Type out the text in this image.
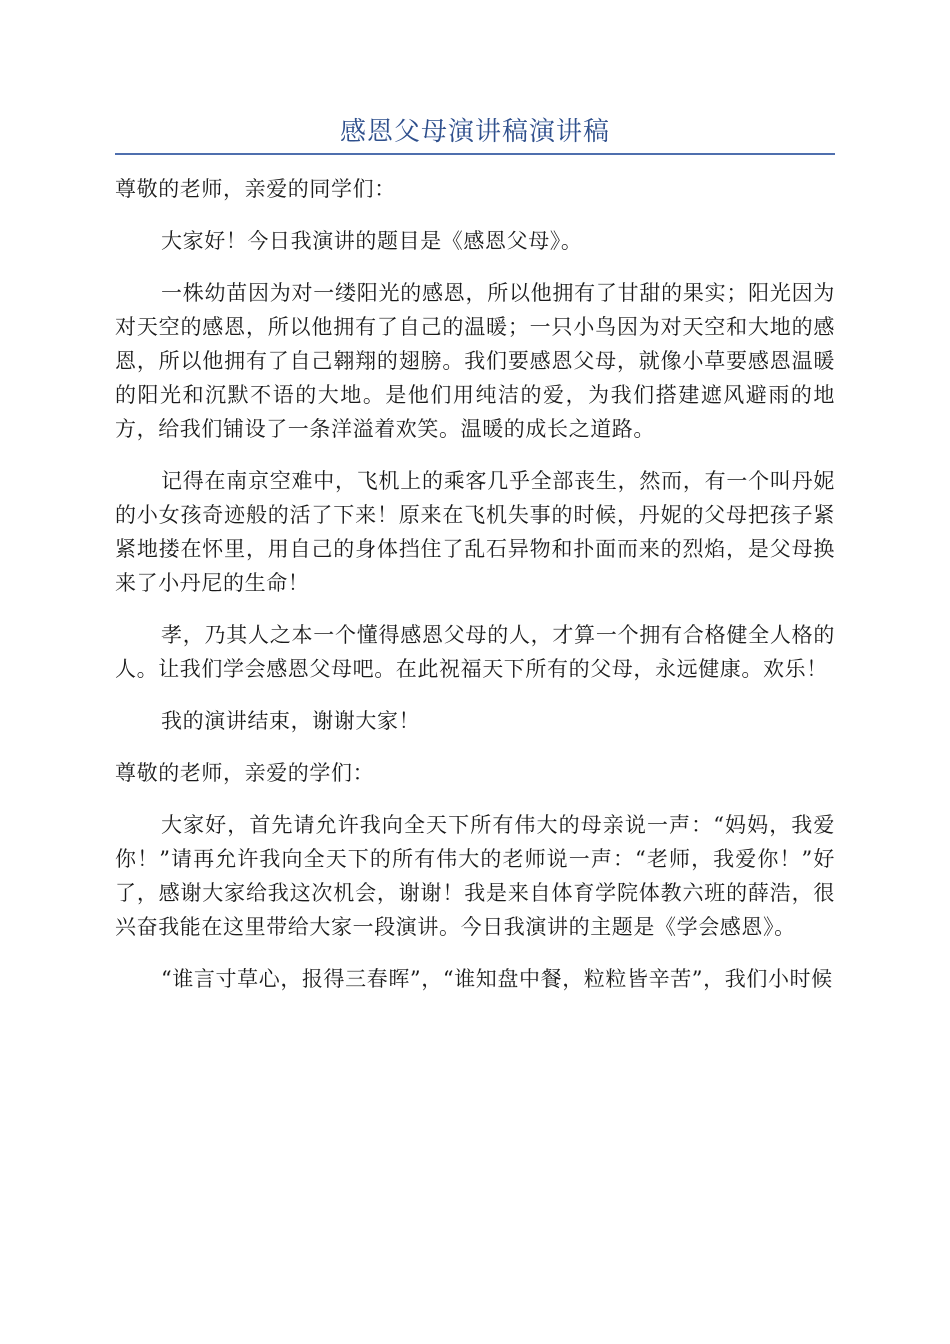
感恩父母演讲稿演讲稿

尊敬的老师，亲爱的同学们：

大家好！今日我演讲的题目是《感恩父母》。

一株幼苗因为对一缕阳光的感恩，所以他拥有了甘甜的果实；阳光因为对天空的感恩，所以他拥有了自己的温暖；一只小鸟因为对天空和大地的感恩，所以他拥有了自己翱翔的翅膀。我们要感恩父母，就像小草要感恩温暖的阳光和沉默不语的大地。是他们用纯洁的爱，为我们搭建遮风避雨的地方，给我们铺设了一条洋溢着欢笑。温暖的成长之道路。

记得在南京空难中，飞机上的乘客几乎全部丧生，然而，有一个叫丹妮的小女孩奇迹般的活了下来！原来在飞机失事的时候，丹妮的父母把孩子紧紧地搂在怀里，用自己的身体挡住了乱石异物和扑面而来的烈焰，是父母换来了小丹尼的生命！

孝，乃其人之本一个懂得感恩父母的人，才算一个拥有合格健全人格的人。让我们学会感恩父母吧。在此祝福天下所有的父母，永远健康。欢乐！

我的演讲结束，谢谢大家！

尊敬的老师，亲爱的学们：

大家好，首先请允许我向全天下所有伟大的母亲说一声：“妈妈，我爱你！”请再允许我向全天下的所有伟大的老师说一声：“老师，我爱你！”好了，感谢大家给我这次机会，谢谢！我是来自体育学院体教六班的薛浩，很兴奋我能在这里带给大家一段演讲。今日我演讲的主题是《学会感恩》。

“谁言寸草心，报得三春晖”，“谁知盘中餐，粒粒皆辛苦”，我们小时候
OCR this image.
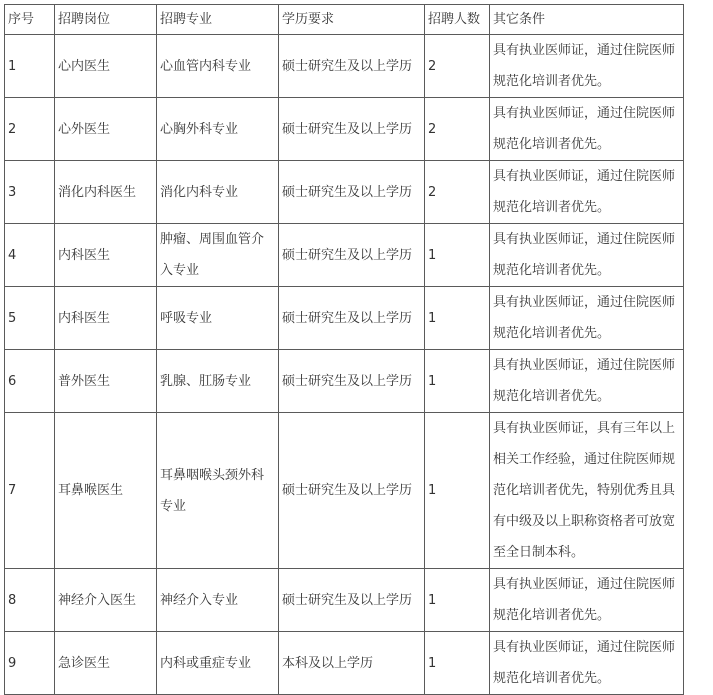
序号	招聘岗位	招聘专业	学历要求	招聘人数	其它条件
1	心内医生	心血管内科专业	硕士研究生及以上学历	2	具有执业医师证，通过住院医师规范化培训者优先。
2	心外医生	心胸外科专业	硕士研究生及以上学历	2	具有执业医师证，通过住院医师规范化培训者优先。
3	消化内科医生	消化内科专业	硕士研究生及以上学历	2	具有执业医师证，通过住院医师规范化培训者优先。
4	内科医生	肿瘤、周围血管介入专业	硕士研究生及以上学历	1	具有执业医师证，通过住院医师规范化培训者优先。
5	内科医生	呼吸专业	硕士研究生及以上学历	1	具有执业医师证，通过住院医师规范化培训者优先。
6	普外医生	乳腺、肛肠专业	硕士研究生及以上学历	1	具有执业医师证，通过住院医师规范化培训者优先。
7	耳鼻喉医生	耳鼻咽喉头颈外科专业	硕士研究生及以上学历	1	具有执业医师证，具有三年以上相关工作经验，通过住院医师规范化培训者优先，特别优秀且具有中级及以上职称资格者可放宽至全日制本科。
8	神经介入医生	神经介入专业	硕士研究生及以上学历	1	具有执业医师证，通过住院医师规范化培训者优先。
9	急诊医生	内科或重症专业	本科及以上学历	1	具有执业医师证，通过住院医师规范化培训者优先。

Your task: From start to finish, output the listing exactly, but omit its pictures.

Response below:
Type out the text in this image.
感恩父母演讲稿演讲稿

尊敬的老师，亲爱的同学们：

大家好！今日我演讲的题目是《感恩父母》。

一株幼苗因为对一缕阳光的感恩，所以他拥有了甘甜的果实；阳光因为对天空的感恩，所以他拥有了自己的温暖；一只小鸟因为对天空和大地的感恩，所以他拥有了自己翱翔的翅膀。我们要感恩父母，就像小草要感恩温暖的阳光和沉默不语的大地。是他们用纯洁的爱，为我们搭建遮风避雨的地方，给我们铺设了一条洋溢着欢笑。温暖的成长之道路。

记得在南京空难中，飞机上的乘客几乎全部丧生，然而，有一个叫丹妮的小女孩奇迹般的活了下来！原来在飞机失事的时候，丹妮的父母把孩子紧紧地搂在怀里，用自己的身体挡住了乱石异物和扑面而来的烈焰，是父母换来了小丹尼的生命！

孝，乃其人之本一个懂得感恩父母的人，才算一个拥有合格健全人格的人。让我们学会感恩父母吧。在此祝福天下所有的父母，永远健康。欢乐！

我的演讲结束，谢谢大家！

尊敬的老师，亲爱的学们：

大家好，首先请允许我向全天下所有伟大的母亲说一声：“妈妈，我爱你！”请再允许我向全天下的所有伟大的老师说一声：“老师，我爱你！”好了，感谢大家给我这次机会，谢谢！我是来自体育学院体教六班的薛浩，很兴奋我能在这里带给大家一段演讲。今日我演讲的主题是《学会感恩》。

“谁言寸草心，报得三春晖”，“谁知盘中餐，粒粒皆辛苦”，我们小时候
OCR this image.
序号	招聘岗位	招聘专业	学历要求	招聘人数	其它条件
1	心内医生	心血管内科专业	硕士研究生及以上学历	2	具有执业医师证，通过住院医师规范化培训者优先。
2	心外医生	心胸外科专业	硕士研究生及以上学历	2	具有执业医师证，通过住院医师规范化培训者优先。
3	消化内科医生	消化内科专业	硕士研究生及以上学历	2	具有执业医师证，通过住院医师规范化培训者优先。
4	内科医生	肿瘤、周围血管介入专业	硕士研究生及以上学历	1	具有执业医师证，通过住院医师规范化培训者优先。
5	内科医生	呼吸专业	硕士研究生及以上学历	1	具有执业医师证，通过住院医师规范化培训者优先。
6	普外医生	乳腺、肛肠专业	硕士研究生及以上学历	1	具有执业医师证，通过住院医师规范化培训者优先。
7	耳鼻喉医生	耳鼻咽喉头颈外科专业	硕士研究生及以上学历	1	具有执业医师证，具有三年以上相关工作经验，通过住院医师规范化培训者优先，特别优秀且具有中级及以上职称资格者可放宽至全日制本科。
8	神经介入医生	神经介入专业	硕士研究生及以上学历	1	具有执业医师证，通过住院医师规范化培训者优先。
9	急诊医生	内科或重症专业	本科及以上学历	1	具有执业医师证，通过住院医师规范化培训者优先。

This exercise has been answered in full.